■ **TASK PROMPT**: Quote every line as given.

(Dataset listings of figures)

-------------------------

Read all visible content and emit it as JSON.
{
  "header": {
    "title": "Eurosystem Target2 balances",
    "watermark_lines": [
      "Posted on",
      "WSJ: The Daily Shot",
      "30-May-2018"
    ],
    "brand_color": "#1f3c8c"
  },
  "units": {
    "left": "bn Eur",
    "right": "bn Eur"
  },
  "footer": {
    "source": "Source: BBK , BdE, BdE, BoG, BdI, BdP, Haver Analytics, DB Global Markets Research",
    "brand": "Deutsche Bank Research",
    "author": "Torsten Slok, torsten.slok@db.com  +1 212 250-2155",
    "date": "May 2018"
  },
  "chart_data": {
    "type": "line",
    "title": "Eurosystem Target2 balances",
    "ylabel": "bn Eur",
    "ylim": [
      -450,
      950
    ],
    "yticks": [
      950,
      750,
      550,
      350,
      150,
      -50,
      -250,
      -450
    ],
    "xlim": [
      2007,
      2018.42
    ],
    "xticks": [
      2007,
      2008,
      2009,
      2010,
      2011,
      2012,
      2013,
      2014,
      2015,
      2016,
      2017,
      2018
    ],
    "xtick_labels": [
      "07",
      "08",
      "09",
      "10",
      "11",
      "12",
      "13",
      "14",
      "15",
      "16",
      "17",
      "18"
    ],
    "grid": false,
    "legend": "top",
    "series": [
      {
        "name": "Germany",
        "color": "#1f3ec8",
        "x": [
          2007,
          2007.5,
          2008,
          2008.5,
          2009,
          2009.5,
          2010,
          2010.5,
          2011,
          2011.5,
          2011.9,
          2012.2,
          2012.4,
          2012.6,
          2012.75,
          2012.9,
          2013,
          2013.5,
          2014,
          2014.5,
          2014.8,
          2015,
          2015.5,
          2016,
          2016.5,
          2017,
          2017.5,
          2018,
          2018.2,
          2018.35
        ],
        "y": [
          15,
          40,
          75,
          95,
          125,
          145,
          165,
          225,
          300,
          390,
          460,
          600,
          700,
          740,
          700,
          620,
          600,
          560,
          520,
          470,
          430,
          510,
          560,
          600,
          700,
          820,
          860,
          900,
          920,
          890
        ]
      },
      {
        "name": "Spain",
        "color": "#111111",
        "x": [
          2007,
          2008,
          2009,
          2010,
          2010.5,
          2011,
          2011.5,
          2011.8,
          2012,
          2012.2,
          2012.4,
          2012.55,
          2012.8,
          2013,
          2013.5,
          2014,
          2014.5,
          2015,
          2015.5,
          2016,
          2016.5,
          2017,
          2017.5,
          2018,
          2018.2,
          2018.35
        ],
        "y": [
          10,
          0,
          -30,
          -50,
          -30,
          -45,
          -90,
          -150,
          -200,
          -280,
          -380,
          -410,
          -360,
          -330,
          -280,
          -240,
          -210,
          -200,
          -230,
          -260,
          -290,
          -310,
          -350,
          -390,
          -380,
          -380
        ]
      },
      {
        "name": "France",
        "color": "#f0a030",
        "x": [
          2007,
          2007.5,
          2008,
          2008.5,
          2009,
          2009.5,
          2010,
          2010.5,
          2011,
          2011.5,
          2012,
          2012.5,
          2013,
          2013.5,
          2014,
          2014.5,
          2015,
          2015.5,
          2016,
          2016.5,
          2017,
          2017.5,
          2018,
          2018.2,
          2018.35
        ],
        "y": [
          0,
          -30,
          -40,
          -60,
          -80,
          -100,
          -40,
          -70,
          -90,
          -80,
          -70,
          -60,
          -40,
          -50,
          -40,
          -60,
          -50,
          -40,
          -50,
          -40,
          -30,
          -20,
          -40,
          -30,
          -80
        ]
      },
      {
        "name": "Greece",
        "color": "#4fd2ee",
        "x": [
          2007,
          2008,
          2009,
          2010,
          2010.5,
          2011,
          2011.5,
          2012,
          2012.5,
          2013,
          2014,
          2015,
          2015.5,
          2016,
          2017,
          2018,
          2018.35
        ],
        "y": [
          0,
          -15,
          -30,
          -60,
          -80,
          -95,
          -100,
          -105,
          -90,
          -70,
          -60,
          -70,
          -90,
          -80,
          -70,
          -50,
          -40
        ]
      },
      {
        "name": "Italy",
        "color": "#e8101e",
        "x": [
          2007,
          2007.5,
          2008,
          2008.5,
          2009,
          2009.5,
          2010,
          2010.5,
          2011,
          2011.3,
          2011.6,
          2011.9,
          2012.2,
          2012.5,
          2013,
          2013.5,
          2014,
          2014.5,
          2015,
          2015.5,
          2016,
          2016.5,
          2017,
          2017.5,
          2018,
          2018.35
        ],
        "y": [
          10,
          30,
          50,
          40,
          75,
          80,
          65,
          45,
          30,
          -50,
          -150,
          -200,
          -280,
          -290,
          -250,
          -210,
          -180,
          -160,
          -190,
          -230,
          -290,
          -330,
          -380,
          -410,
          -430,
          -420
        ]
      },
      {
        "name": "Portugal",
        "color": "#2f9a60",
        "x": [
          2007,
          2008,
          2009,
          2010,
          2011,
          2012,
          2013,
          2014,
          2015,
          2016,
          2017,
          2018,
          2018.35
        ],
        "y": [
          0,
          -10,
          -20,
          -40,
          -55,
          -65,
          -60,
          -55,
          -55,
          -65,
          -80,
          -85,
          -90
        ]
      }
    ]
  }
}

-------------------------

■ **RESULT FOR THIS EXERCISE**:
Read all visible content and emit it as JSON.
{
  "header": {
    "title": "Eurosystem Target2 balances",
    "watermark_lines": [
      "Posted on",
      "WSJ: The Daily Shot",
      "30-May-2018"
    ],
    "brand_color": "#1f3c8c"
  },
  "units": {
    "left": "bn Eur",
    "right": "bn Eur"
  },
  "footer": {
    "source": "Source: BBK , BdE, BdE, BoG, BdI, BdP, Haver Analytics, DB Global Markets Research",
    "brand": "Deutsche Bank Research",
    "author": "Torsten Slok, torsten.slok@db.com  +1 212 250-2155",
    "date": "May 2018"
  },
  "chart_data": {
    "type": "line",
    "title": "Eurosystem Target2 balances",
    "ylabel": "bn Eur",
    "ylim": [
      -450,
      950
    ],
    "yticks": [
      950,
      750,
      550,
      350,
      150,
      -50,
      -250,
      -450
    ],
    "xlim": [
      2007,
      2018.42
    ],
    "xticks": [
      2007,
      2008,
      2009,
      2010,
      2011,
      2012,
      2013,
      2014,
      2015,
      2016,
      2017,
      2018
    ],
    "xtick_labels": [
      "07",
      "08",
      "09",
      "10",
      "11",
      "12",
      "13",
      "14",
      "15",
      "16",
      "17",
      "18"
    ],
    "grid": false,
    "legend": "top",
    "series": [
      {
        "name": "Germany",
        "color": "#1f3ec8",
        "x": [
          2007,
          2007.5,
          2008,
          2008.5,
          2009,
          2009.5,
          2010,
          2010.5,
          2011,
          2011.5,
          2011.9,
          2012.2,
          2012.4,
          2012.6,
          2012.75,
          2012.9,
          2013,
          2013.5,
          2014,
          2014.5,
          2014.8,
          2015,
          2015.5,
          2016,
          2016.5,
          2017,
          2017.5,
          2018,
          2018.2,
          2018.35
        ],
        "y": [
          15,
          40,
          75,
          95,
          125,
          145,
          165,
          225,
          300,
          390,
          460,
          600,
          700,
          740,
          700,
          620,
          600,
          560,
          520,
          470,
          430,
          510,
          560,
          600,
          700,
          820,
          860,
          900,
          920,
          890
        ]
      },
      {
        "name": "Spain",
        "color": "#111111",
        "x": [
          2007,
          2008,
          2009,
          2010,
          2010.5,
          2011,
          2011.5,
          2011.8,
          2012,
          2012.2,
          2012.4,
          2012.55,
          2012.8,
          2013,
          2013.5,
          2014,
          2014.5,
          2015,
          2015.5,
          2016,
          2016.5,
          2017,
          2017.5,
          2018,
          2018.2,
          2018.35
        ],
        "y": [
          10,
          0,
          -30,
          -50,
          -30,
          -45,
          -90,
          -150,
          -200,
          -280,
          -380,
          -410,
          -360,
          -330,
          -280,
          -240,
          -210,
          -200,
          -230,
          -260,
          -290,
          -310,
          -350,
          -390,
          -380,
          -380
        ]
      },
      {
        "name": "France",
        "color": "#f0a030",
        "x": [
          2007,
          2007.5,
          2008,
          2008.5,
          2009,
          2009.5,
          2010,
          2010.5,
          2011,
          2011.5,
          2012,
          2012.5,
          2013,
          2013.5,
          2014,
          2014.5,
          2015,
          2015.5,
          2016,
          2016.5,
          2017,
          2017.5,
          2018,
          2018.2,
          2018.35
        ],
        "y": [
          0,
          -30,
          -40,
          -60,
          -80,
          -100,
          -40,
          -70,
          -90,
          -80,
          -70,
          -60,
          -40,
          -50,
          -40,
          -60,
          -50,
          -40,
          -50,
          -40,
          -30,
          -20,
          -40,
          -30,
          -80
        ]
      },
      {
        "name": "Greece",
        "color": "#4fd2ee",
        "x": [
          2007,
          2008,
          2009,
          2010,
          2010.5,
          2011,
          2011.5,
          2012,
          2012.5,
          2013,
          2014,
          2015,
          2015.5,
          2016,
          2017,
          2018,
          2018.35
        ],
        "y": [
          0,
          -15,
          -30,
          -60,
          -80,
          -95,
          -100,
          -105,
          -90,
          -70,
          -60,
          -70,
          -90,
          -80,
          -70,
          -50,
          -40
        ]
      },
      {
        "name": "Italy",
        "color": "#e8101e",
        "x": [
          2007,
          2007.5,
          2008,
          2008.5,
          2009,
          2009.5,
          2010,
          2010.5,
          2011,
          2011.3,
          2011.6,
          2011.9,
          2012.2,
          2012.5,
          2013,
          2013.5,
          2014,
          2014.5,
          2015,
          2015.5,
          2016,
          2016.5,
          2017,
          2017.5,
          2018,
          2018.35
        ],
        "y": [
          10,
          30,
          50,
          40,
          75,
          80,
          65,
          45,
          30,
          -50,
          -150,
          -200,
          -280,
          -290,
          -250,
          -210,
          -180,
          -160,
          -190,
          -230,
          -290,
          -330,
          -380,
          -410,
          -430,
          -420
        ]
      },
      {
        "name": "Portugal",
        "color": "#2f9a60",
        "x": [
          2007,
          2008,
          2009,
          2010,
          2011,
          2012,
          2013,
          2014,
          2015,
          2016,
          2017,
          2018,
          2018.35
        ],
        "y": [
          0,
          -10,
          -20,
          -40,
          -55,
          -65,
          -60,
          -55,
          -55,
          -65,
          -80,
          -85,
          -90
        ]
      }
    ]
  }
}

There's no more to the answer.